▶ [Exercise details]:
Reproduce everything from the start of the entries down to the line containing "icon: lightning bolt <box>27 247 48 282</box>", with that line included.

▶ [Provided records]:
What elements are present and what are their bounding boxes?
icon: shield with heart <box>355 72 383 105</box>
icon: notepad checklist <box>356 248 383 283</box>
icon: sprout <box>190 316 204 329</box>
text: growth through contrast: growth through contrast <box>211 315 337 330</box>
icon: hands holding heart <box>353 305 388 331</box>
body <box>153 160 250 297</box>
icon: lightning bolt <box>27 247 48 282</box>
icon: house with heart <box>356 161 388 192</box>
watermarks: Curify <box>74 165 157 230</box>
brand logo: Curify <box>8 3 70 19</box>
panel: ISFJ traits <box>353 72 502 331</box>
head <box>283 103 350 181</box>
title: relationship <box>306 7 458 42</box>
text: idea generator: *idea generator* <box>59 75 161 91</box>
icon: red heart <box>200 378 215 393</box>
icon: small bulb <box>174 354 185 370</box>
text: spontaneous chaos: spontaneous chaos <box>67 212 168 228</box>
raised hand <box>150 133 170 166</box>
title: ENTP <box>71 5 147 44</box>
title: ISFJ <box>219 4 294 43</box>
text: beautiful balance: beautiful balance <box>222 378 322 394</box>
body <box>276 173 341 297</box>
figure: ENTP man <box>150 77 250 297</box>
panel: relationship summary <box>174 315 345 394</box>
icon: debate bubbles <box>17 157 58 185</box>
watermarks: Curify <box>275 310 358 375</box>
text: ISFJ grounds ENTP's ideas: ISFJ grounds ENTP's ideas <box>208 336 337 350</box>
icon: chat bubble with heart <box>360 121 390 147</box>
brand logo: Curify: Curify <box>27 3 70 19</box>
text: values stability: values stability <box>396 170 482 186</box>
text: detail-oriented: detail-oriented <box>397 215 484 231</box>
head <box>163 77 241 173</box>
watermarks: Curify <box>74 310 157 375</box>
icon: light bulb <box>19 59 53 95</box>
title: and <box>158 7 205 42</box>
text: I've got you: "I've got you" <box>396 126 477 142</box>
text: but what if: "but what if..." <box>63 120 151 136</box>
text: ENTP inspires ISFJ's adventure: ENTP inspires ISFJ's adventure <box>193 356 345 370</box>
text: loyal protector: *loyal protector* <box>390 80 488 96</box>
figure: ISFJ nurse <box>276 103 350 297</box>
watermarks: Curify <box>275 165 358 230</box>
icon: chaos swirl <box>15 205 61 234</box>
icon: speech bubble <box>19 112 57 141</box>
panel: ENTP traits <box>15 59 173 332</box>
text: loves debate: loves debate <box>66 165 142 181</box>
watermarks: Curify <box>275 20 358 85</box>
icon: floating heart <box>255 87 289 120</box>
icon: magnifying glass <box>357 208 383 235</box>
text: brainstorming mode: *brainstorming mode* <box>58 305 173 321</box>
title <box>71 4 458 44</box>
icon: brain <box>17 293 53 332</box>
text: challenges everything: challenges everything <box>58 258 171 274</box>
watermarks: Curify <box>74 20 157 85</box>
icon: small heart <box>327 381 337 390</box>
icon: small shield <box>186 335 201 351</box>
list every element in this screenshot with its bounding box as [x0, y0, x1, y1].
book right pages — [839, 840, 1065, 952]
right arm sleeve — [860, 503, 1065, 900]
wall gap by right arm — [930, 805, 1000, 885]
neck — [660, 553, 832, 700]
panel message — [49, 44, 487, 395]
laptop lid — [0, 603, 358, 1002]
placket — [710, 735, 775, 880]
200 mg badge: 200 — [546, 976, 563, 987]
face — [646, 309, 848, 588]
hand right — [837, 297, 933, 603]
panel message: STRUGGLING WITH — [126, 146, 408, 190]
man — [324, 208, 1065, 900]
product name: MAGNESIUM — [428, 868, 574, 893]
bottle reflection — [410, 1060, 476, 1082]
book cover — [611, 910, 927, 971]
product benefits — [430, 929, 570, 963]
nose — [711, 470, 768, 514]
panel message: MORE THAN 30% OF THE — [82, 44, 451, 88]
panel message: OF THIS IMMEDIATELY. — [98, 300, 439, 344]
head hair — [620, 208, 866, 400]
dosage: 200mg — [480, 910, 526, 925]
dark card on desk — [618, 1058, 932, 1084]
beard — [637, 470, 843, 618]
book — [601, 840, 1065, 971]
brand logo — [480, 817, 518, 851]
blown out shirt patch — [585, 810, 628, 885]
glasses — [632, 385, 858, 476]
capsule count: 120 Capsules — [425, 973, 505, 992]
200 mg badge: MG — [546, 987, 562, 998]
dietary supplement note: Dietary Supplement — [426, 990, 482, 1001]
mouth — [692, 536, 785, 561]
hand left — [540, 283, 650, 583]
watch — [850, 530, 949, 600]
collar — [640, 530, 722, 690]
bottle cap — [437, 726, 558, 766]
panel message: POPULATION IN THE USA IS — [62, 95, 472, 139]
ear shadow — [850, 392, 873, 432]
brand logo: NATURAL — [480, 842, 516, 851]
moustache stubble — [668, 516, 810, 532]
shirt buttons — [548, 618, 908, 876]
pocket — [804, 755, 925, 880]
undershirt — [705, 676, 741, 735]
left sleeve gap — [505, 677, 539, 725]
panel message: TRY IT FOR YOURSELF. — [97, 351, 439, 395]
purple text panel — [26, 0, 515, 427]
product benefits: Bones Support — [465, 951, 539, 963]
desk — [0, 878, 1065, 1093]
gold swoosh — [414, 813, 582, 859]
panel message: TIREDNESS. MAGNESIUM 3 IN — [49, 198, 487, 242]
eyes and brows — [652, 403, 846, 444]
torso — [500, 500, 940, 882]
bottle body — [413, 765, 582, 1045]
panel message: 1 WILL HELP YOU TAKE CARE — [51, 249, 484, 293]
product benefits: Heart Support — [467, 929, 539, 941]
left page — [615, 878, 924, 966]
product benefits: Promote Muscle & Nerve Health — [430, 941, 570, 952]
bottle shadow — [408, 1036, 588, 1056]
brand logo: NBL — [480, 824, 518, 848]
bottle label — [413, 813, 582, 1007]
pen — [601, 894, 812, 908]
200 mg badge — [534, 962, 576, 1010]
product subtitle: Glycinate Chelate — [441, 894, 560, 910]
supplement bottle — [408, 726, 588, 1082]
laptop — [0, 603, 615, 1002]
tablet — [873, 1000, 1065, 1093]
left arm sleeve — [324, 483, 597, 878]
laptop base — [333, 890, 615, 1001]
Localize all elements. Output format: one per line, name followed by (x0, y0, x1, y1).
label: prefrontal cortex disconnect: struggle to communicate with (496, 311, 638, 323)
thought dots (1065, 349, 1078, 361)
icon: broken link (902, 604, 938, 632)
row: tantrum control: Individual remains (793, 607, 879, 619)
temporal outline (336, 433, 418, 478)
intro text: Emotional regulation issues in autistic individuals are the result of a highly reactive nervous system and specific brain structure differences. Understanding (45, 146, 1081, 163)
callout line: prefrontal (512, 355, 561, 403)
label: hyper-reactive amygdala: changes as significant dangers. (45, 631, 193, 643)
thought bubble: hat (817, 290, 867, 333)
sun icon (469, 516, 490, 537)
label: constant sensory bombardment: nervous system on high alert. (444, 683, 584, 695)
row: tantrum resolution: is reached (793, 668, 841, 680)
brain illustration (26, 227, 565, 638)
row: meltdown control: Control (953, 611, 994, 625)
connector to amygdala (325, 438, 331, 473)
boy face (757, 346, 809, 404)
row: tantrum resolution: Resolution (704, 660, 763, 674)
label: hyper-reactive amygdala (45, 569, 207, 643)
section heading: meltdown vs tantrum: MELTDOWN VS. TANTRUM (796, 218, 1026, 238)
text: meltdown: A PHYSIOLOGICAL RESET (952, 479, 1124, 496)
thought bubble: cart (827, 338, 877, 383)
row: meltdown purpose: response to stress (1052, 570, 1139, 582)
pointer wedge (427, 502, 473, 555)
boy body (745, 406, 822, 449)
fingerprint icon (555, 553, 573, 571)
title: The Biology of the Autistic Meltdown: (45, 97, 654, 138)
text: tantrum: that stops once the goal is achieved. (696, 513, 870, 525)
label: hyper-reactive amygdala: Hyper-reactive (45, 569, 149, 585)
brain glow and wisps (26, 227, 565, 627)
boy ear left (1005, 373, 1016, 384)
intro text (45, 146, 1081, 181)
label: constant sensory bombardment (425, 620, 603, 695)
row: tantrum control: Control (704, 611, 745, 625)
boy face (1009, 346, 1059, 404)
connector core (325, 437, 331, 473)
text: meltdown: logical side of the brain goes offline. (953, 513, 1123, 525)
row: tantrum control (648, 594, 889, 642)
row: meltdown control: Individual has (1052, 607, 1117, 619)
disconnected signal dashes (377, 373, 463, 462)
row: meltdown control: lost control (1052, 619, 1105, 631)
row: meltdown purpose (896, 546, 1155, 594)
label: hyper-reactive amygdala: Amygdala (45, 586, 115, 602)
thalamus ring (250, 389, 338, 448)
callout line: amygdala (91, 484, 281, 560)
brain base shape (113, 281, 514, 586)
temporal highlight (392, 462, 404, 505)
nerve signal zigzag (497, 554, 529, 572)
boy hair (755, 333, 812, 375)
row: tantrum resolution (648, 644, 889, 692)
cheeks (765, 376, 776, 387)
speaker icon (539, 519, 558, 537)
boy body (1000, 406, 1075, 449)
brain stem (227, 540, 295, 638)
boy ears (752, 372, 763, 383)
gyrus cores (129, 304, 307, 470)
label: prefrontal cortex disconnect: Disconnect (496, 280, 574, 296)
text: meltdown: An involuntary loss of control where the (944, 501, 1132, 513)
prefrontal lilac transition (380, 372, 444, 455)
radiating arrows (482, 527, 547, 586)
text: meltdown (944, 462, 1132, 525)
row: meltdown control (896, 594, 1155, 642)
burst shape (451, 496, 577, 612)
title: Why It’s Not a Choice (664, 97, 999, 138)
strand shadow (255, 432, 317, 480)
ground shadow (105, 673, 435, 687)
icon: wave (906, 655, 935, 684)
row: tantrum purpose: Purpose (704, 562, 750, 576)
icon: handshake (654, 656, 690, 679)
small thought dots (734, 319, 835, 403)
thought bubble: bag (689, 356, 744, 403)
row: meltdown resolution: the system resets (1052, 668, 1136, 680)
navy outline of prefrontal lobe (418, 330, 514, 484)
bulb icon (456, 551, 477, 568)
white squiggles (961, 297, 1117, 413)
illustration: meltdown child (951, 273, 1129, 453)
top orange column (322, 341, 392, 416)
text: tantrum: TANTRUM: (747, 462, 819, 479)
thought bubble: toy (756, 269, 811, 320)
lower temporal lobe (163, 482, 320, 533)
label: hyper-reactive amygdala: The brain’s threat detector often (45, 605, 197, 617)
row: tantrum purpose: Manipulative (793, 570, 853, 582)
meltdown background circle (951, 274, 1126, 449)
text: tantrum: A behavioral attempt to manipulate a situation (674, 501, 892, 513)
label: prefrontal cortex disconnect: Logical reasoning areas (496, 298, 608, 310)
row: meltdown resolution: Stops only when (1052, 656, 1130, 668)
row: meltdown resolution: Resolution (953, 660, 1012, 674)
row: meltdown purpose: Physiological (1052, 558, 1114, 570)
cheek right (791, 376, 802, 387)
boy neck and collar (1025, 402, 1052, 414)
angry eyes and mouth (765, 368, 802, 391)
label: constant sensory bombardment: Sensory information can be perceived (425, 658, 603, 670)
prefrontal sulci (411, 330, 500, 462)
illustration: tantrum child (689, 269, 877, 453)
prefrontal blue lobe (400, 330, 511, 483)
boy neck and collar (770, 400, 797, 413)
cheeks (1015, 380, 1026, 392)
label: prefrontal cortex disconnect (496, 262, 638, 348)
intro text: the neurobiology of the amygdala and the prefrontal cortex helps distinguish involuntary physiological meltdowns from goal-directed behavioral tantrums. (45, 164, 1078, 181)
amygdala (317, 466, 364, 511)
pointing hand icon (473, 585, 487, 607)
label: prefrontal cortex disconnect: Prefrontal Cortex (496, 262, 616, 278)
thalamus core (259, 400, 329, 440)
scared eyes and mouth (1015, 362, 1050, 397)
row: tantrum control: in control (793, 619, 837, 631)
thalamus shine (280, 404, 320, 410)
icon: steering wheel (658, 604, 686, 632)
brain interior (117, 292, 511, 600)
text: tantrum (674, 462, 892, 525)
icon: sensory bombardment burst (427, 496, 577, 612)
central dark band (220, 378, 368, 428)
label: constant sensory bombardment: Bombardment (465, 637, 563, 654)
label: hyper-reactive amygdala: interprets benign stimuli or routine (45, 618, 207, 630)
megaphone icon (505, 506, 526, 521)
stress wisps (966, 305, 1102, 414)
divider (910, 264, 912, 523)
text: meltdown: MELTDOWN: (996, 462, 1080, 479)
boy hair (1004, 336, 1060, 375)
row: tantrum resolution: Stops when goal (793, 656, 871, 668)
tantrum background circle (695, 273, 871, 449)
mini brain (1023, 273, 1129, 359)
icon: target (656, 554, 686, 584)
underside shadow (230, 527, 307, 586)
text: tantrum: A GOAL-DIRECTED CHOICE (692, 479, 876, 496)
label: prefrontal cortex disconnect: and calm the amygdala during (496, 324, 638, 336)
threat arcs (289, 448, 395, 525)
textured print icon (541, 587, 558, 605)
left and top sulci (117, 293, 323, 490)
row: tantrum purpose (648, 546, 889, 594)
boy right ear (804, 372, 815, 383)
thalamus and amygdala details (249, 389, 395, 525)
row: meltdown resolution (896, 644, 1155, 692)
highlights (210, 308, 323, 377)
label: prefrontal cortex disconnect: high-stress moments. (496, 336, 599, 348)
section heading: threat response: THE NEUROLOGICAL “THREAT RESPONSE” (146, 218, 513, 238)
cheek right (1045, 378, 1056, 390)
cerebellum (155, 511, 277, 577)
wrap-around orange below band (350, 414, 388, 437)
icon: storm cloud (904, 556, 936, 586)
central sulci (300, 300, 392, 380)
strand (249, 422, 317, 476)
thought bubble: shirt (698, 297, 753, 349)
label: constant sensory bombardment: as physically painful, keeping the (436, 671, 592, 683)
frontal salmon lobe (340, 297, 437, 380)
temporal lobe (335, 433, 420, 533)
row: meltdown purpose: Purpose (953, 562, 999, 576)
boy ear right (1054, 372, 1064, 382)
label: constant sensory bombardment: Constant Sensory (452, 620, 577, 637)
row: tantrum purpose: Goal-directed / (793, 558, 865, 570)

▶ [Task response]:
What elements are present and what are their bounding boxes?
icon: shield with heart <box>355 72 383 105</box>
icon: notepad checklist <box>356 248 383 283</box>
icon: sprout <box>190 316 204 329</box>
text: growth through contrast: growth through contrast <box>211 315 337 330</box>
icon: hands holding heart <box>353 305 388 331</box>
body <box>153 160 250 297</box>
icon: lightning bolt <box>27 247 48 282</box>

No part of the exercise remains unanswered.